GOAL OF THE EXERCISE: From the records below, pull each line that has "selector".

INPUT FOR THIS TASK:
>>>>

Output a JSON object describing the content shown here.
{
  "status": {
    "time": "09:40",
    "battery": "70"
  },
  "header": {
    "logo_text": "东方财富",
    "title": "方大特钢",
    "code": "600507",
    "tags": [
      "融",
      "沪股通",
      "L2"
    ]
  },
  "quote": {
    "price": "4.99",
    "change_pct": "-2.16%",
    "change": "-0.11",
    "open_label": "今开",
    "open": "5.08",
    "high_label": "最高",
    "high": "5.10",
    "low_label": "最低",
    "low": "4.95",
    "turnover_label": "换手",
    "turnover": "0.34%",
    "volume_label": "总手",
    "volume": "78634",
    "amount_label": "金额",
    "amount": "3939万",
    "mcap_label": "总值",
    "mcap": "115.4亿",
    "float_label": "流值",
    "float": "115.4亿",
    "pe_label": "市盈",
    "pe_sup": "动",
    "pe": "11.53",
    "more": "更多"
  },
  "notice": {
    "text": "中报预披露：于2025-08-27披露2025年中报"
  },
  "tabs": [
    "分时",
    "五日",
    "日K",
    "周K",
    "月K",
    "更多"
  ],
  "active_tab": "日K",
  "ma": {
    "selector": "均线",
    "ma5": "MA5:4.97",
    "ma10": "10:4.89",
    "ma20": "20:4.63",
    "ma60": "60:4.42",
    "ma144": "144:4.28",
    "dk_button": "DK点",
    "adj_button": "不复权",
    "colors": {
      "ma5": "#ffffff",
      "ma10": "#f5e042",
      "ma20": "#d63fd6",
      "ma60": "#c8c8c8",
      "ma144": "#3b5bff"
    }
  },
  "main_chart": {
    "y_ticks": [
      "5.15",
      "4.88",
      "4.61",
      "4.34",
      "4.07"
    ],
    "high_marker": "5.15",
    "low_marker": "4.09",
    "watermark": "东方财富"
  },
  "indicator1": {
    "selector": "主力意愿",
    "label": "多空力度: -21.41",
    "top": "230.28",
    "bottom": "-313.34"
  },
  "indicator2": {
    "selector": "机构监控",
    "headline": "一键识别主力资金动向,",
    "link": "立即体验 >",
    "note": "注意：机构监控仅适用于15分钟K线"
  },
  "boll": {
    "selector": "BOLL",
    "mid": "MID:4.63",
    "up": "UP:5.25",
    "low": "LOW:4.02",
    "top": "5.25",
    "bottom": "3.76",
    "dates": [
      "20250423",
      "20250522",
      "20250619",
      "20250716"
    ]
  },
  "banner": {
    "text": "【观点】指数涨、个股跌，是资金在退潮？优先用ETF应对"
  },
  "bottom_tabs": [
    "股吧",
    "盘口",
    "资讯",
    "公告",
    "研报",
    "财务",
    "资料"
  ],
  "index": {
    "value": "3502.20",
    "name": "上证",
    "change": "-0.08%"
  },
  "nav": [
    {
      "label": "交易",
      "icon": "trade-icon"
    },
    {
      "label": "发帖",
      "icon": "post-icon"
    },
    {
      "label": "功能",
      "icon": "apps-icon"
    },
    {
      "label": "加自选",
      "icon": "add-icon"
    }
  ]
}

<<<<

RESULT OF THE TASK:
    "selector": "均线",
    "selector": "主力意愿",
    "selector": "机构监控",
    "selector": "BOLL",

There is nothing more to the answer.